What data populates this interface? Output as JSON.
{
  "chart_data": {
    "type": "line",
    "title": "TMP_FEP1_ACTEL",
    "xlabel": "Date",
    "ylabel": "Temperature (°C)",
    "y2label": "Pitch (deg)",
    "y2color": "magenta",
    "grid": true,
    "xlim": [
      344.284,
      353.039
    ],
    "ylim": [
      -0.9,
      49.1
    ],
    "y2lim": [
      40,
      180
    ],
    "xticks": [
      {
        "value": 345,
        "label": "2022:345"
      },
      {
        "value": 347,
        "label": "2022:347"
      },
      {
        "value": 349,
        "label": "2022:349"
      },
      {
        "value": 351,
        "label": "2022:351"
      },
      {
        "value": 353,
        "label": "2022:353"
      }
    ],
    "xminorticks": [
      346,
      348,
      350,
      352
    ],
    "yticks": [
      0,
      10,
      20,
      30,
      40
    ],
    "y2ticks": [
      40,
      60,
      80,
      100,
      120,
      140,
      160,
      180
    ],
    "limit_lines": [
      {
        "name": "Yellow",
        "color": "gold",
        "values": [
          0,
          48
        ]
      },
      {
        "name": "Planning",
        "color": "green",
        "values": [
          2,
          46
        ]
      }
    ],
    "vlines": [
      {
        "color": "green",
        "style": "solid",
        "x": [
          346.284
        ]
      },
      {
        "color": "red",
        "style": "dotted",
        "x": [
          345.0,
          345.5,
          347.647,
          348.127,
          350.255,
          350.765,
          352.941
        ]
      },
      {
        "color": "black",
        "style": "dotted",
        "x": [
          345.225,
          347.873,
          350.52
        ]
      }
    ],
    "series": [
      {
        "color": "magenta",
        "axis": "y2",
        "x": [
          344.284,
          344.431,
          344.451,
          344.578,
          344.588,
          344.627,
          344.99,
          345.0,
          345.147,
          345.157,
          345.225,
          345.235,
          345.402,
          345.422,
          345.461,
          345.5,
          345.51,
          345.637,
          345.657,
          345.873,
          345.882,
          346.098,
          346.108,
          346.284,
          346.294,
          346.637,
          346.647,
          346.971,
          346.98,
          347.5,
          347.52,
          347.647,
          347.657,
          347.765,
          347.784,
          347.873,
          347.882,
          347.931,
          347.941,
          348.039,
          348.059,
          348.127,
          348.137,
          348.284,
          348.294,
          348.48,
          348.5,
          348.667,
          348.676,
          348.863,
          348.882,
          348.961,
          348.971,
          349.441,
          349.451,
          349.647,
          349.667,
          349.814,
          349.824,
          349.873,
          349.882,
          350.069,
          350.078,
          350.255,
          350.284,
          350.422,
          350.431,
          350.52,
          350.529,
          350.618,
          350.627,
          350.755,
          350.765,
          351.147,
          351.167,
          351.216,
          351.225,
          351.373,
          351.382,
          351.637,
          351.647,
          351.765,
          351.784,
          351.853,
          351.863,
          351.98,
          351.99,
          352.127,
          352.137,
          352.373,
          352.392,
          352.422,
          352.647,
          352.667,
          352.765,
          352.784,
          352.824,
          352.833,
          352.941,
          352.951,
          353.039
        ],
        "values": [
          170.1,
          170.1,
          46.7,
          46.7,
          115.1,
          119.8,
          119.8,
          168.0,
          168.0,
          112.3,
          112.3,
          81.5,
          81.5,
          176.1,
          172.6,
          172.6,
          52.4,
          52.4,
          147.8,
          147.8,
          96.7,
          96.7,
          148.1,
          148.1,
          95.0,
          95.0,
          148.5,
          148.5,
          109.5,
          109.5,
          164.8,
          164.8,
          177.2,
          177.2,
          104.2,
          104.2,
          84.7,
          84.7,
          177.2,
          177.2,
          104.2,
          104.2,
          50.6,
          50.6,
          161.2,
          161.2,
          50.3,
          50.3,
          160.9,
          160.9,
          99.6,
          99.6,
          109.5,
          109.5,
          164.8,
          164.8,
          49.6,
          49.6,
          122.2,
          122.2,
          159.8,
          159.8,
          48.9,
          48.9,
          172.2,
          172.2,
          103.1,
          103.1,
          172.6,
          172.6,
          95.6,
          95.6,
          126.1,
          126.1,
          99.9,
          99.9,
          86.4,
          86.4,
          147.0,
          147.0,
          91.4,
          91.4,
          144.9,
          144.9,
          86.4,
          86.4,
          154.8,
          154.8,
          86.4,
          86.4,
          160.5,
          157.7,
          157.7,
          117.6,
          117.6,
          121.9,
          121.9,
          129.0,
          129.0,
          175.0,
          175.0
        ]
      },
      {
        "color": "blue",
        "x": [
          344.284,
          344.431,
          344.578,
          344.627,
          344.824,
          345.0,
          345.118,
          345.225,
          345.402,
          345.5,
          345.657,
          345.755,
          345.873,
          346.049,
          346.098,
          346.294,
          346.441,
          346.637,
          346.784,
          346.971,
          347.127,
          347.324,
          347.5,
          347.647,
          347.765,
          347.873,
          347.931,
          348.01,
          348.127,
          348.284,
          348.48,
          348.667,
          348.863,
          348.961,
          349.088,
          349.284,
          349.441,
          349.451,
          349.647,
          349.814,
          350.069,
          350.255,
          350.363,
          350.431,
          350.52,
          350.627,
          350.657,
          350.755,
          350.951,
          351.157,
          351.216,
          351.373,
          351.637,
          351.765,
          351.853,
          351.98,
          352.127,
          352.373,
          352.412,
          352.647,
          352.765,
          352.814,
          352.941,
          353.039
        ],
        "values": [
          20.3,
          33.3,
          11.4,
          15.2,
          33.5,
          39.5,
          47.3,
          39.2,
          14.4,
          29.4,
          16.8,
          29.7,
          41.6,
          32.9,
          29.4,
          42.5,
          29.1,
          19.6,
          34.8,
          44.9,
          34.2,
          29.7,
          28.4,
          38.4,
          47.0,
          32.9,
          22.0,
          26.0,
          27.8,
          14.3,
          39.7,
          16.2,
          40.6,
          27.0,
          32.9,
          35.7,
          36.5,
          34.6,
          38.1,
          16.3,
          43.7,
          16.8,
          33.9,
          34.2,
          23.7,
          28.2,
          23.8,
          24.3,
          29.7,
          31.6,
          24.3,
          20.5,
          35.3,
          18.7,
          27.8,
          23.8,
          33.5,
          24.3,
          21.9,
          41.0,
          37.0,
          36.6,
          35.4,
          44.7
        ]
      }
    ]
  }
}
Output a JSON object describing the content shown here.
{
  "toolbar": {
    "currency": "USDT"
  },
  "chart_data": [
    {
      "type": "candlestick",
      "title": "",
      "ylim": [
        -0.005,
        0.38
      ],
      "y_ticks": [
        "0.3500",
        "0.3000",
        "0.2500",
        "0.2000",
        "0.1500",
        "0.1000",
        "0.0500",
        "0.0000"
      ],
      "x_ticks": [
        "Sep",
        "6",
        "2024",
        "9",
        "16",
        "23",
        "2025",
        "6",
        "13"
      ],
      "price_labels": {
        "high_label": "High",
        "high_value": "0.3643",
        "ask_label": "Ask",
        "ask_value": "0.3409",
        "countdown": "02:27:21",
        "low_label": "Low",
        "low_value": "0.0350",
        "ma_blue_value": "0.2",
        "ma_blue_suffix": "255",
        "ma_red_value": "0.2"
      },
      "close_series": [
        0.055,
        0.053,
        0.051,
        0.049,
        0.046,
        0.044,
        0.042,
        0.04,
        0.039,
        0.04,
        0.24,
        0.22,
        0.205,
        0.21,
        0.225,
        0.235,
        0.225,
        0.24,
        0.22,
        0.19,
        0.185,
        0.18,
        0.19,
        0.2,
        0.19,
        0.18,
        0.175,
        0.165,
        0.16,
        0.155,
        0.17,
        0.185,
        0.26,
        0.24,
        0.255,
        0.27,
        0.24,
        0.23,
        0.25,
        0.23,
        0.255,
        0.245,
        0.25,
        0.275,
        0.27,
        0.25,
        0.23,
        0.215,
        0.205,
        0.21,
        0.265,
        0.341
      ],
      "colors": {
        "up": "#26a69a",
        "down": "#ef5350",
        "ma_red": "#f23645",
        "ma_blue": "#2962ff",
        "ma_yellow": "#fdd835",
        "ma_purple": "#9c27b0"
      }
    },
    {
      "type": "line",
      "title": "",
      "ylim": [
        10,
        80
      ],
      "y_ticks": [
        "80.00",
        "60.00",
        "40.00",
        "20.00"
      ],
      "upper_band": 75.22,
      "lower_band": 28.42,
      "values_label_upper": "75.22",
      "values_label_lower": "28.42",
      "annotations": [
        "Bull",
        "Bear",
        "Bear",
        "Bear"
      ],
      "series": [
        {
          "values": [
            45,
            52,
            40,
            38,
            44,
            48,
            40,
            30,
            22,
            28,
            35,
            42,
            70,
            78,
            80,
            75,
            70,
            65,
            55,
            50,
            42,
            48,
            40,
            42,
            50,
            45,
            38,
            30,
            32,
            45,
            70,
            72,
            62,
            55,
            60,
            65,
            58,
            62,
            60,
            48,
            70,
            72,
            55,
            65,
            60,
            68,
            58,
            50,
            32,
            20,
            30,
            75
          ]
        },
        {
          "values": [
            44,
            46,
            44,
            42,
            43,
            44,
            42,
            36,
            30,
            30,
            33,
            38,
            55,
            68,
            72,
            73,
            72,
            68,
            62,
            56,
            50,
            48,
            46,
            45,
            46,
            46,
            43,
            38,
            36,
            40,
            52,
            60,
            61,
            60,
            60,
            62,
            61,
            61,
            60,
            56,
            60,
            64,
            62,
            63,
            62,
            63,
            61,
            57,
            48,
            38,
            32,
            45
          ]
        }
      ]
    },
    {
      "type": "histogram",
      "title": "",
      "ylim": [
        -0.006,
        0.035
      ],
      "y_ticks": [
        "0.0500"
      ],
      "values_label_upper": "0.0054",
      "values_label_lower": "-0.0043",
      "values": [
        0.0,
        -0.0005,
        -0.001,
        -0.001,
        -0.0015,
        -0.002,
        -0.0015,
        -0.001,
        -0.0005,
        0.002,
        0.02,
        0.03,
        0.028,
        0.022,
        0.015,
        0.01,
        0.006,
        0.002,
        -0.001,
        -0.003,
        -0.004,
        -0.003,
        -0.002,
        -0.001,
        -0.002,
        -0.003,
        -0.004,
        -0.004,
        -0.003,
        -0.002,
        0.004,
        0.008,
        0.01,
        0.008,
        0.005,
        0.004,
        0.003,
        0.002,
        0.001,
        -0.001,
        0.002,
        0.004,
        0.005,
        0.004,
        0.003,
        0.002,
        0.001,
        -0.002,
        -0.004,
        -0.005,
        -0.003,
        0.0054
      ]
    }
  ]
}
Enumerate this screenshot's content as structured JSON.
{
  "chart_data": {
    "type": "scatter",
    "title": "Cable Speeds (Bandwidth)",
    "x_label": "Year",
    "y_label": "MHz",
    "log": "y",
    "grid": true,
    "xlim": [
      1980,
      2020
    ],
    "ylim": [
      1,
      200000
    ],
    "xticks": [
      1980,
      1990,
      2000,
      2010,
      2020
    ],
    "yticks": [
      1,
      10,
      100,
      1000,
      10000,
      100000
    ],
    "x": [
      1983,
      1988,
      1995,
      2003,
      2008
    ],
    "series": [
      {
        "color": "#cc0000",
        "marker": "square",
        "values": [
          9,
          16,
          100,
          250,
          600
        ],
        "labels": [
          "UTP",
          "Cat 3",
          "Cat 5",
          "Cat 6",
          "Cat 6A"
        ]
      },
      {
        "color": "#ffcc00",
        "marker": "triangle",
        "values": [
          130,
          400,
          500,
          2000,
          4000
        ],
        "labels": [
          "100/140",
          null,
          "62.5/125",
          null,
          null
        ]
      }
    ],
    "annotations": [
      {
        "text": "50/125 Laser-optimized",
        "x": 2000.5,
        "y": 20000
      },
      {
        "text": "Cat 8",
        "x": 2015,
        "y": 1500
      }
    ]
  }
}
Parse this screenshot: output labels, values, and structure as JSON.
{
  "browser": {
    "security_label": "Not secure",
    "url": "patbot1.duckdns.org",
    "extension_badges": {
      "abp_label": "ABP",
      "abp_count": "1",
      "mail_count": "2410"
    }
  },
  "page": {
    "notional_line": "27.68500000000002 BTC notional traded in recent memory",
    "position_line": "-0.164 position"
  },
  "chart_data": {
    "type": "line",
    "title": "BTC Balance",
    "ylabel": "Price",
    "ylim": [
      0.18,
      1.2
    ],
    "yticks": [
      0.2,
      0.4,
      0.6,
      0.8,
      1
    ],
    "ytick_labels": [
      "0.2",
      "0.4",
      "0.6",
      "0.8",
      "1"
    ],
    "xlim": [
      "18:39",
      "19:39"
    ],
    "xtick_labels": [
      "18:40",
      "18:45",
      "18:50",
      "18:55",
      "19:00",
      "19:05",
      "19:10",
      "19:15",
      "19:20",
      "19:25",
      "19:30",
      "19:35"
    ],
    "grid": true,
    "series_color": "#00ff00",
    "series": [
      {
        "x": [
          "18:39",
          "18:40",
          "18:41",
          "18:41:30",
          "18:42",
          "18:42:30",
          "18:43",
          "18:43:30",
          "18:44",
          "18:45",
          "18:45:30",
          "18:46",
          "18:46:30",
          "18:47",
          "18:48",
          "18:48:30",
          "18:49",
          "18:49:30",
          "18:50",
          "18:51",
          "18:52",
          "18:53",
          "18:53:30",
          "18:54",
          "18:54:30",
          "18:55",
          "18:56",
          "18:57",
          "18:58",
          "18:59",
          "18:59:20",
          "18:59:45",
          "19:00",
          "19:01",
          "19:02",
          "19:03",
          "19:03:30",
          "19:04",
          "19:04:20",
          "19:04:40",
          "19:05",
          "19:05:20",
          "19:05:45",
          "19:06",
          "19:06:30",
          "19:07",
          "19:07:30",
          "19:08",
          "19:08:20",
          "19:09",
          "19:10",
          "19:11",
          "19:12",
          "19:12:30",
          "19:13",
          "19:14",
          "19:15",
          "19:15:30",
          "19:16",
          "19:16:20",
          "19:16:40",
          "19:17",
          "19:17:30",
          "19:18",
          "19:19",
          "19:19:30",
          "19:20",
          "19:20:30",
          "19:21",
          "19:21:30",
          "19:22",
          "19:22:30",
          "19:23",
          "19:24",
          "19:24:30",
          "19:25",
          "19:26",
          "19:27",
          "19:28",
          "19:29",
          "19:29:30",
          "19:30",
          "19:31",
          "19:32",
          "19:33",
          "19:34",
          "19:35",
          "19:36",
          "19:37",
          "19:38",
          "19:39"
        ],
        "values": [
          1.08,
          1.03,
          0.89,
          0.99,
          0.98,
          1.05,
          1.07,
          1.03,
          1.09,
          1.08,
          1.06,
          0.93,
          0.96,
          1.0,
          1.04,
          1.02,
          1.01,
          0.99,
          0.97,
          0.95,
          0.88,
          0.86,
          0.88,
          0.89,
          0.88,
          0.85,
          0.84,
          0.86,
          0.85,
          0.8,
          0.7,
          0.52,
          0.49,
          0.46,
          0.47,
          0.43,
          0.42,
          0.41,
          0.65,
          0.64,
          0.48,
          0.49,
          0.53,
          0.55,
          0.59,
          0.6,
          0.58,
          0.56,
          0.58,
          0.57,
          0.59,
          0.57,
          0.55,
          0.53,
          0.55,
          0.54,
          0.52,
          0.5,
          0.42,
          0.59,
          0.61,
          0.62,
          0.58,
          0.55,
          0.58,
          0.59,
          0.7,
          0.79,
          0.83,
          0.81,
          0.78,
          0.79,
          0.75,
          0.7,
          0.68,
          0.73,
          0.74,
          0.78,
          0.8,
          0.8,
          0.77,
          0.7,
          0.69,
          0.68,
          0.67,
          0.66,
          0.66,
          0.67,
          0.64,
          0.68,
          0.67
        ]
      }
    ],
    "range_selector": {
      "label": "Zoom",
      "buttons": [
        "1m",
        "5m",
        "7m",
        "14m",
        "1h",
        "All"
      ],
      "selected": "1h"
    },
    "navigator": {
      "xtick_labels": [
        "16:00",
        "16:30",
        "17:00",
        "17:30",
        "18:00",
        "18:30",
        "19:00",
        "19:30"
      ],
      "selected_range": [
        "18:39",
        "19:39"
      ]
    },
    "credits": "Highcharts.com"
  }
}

● Task statement: Look through the entries above. Extract each line with the word "type".

● Result of the task:
    "type": "line",
      "type": "candlestick",
      "type": "line",
      "type": "histogram",
    "type": "scatter",
    "type": "line",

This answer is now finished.